WHAT THE TASK ASKS: Lines containing the word "предоставляется" are to be located and copied.
**********
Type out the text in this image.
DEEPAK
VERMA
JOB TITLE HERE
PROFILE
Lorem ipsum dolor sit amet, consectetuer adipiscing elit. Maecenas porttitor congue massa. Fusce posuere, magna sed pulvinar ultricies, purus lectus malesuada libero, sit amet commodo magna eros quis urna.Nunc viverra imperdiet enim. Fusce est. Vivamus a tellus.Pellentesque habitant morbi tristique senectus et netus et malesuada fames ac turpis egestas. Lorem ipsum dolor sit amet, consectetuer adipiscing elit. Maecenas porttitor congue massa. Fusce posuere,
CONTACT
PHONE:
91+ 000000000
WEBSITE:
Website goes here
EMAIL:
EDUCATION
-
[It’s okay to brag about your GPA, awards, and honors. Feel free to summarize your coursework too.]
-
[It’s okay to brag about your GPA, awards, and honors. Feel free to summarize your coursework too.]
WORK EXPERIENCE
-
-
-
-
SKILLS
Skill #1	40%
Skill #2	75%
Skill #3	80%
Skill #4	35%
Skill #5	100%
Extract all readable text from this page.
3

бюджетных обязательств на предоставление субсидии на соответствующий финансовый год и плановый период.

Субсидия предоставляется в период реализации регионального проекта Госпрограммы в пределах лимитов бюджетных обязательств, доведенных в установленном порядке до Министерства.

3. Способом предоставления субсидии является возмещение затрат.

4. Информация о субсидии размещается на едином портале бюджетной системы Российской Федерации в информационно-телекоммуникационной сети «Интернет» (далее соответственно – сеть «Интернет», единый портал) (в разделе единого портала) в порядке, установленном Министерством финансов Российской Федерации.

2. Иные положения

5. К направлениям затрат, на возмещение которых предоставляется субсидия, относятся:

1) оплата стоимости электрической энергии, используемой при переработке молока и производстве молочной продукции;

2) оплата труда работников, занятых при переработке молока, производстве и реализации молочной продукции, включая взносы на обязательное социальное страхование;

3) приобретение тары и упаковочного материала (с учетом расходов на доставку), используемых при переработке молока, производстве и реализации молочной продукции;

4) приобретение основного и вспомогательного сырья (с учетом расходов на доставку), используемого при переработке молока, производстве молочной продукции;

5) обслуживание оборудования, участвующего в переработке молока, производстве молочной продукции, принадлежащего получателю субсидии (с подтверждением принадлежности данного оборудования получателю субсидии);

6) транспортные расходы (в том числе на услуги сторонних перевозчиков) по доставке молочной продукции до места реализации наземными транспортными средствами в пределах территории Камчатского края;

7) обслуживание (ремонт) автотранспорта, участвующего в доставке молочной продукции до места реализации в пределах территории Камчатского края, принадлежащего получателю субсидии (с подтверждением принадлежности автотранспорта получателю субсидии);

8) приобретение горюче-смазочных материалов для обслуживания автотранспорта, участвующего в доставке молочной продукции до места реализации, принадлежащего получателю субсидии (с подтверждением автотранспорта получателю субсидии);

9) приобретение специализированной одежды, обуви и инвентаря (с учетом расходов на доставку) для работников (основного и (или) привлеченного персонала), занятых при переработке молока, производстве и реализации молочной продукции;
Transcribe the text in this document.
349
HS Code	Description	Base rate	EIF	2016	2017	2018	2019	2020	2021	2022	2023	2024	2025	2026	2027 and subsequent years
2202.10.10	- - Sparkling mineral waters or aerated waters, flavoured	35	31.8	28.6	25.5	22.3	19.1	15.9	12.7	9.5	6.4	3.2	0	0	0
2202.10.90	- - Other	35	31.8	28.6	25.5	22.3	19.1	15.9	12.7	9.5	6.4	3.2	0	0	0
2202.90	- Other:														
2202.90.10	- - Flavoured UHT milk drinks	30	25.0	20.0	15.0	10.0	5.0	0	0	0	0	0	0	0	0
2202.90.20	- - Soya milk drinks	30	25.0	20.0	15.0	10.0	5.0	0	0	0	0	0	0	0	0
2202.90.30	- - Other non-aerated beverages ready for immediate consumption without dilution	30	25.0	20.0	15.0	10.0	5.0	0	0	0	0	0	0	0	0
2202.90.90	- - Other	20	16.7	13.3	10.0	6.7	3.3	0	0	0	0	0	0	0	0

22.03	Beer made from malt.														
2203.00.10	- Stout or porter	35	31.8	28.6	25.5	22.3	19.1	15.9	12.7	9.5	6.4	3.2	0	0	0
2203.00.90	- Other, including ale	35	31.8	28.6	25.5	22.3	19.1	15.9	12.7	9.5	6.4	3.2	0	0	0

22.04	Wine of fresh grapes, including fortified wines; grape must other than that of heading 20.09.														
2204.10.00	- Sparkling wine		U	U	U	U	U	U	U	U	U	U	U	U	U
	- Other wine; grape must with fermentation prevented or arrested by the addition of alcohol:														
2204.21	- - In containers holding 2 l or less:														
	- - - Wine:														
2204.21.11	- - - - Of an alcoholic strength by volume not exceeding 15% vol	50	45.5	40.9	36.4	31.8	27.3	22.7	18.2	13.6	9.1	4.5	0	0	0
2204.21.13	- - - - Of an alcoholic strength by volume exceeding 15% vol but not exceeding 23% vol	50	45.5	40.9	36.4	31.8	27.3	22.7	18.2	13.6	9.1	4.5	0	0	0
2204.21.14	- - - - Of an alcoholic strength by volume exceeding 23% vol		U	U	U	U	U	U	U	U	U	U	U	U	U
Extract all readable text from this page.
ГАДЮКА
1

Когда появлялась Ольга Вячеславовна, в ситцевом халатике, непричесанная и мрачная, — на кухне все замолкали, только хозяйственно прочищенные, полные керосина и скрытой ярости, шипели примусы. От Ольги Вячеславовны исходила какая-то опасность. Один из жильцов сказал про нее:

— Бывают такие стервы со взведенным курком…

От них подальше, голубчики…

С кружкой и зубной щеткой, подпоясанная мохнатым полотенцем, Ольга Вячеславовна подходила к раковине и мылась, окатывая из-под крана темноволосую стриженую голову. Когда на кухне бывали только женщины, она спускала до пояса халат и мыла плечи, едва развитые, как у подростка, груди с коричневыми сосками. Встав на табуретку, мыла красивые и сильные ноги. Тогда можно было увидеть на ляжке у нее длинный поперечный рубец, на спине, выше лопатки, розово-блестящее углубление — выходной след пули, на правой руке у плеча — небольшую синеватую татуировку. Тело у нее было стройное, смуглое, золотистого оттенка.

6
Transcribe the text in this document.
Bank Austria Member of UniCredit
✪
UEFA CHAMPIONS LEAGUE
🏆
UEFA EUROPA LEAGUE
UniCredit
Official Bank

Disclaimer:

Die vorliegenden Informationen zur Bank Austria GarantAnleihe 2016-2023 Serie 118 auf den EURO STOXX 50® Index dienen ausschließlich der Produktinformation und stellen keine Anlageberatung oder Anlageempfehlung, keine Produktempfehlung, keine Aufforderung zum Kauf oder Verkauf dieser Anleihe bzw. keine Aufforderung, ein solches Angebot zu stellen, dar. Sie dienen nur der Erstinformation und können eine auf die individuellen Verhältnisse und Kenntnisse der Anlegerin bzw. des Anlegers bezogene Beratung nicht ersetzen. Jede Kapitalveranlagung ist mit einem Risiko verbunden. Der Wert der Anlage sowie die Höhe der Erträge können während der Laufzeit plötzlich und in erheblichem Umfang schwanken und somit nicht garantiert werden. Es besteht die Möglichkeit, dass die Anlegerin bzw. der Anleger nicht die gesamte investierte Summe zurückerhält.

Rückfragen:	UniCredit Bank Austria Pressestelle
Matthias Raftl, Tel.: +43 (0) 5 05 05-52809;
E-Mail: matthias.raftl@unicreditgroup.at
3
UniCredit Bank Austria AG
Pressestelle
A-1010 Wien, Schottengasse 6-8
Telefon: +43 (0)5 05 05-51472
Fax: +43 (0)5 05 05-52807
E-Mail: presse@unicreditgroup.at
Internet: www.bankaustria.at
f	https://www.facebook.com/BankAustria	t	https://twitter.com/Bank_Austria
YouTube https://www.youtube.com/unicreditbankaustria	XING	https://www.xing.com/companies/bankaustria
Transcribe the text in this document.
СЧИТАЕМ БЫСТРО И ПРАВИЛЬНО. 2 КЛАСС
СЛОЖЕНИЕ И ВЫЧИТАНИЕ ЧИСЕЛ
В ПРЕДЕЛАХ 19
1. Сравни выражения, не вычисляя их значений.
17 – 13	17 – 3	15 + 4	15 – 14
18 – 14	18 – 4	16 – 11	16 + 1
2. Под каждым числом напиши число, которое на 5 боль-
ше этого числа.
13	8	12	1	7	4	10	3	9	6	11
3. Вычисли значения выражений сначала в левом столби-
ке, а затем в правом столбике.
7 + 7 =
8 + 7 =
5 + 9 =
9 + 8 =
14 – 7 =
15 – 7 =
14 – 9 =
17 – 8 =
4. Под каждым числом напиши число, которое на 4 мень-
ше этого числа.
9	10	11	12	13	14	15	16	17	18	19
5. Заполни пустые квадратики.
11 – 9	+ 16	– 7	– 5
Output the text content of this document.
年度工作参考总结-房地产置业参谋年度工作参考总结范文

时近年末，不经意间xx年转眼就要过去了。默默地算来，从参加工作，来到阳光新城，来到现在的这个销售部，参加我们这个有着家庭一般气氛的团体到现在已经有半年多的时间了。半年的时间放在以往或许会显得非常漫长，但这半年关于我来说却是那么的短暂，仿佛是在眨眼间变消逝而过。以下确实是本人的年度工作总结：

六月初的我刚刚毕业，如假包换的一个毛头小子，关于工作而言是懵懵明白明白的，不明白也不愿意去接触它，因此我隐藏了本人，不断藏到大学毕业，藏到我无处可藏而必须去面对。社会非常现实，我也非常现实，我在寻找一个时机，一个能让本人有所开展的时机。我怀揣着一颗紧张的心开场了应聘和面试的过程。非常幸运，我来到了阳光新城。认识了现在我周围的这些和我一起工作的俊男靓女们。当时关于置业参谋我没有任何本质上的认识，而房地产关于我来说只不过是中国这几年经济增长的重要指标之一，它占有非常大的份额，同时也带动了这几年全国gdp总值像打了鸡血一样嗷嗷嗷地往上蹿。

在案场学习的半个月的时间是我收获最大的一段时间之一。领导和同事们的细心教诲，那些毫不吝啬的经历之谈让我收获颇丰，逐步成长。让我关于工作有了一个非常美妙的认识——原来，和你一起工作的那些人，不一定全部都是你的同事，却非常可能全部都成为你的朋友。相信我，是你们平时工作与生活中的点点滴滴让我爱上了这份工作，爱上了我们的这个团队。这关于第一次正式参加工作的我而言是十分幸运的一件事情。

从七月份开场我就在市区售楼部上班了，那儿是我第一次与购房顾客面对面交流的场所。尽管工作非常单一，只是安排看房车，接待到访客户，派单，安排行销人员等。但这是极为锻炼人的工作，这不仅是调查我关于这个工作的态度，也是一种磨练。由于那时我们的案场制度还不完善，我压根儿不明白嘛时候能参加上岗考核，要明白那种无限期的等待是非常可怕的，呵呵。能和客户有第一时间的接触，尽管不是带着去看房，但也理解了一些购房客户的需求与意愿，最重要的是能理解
**********
RESPONSE TO THIS TASK:
Субсидия предоставляется в период реализации регионального проекта Госпрограммы в пределах лимитов бюджетных обязательств, доведенных в установленном порядке до Министерства.
5. К направлениям затрат, на возмещение которых предоставляется субсидия, относятся:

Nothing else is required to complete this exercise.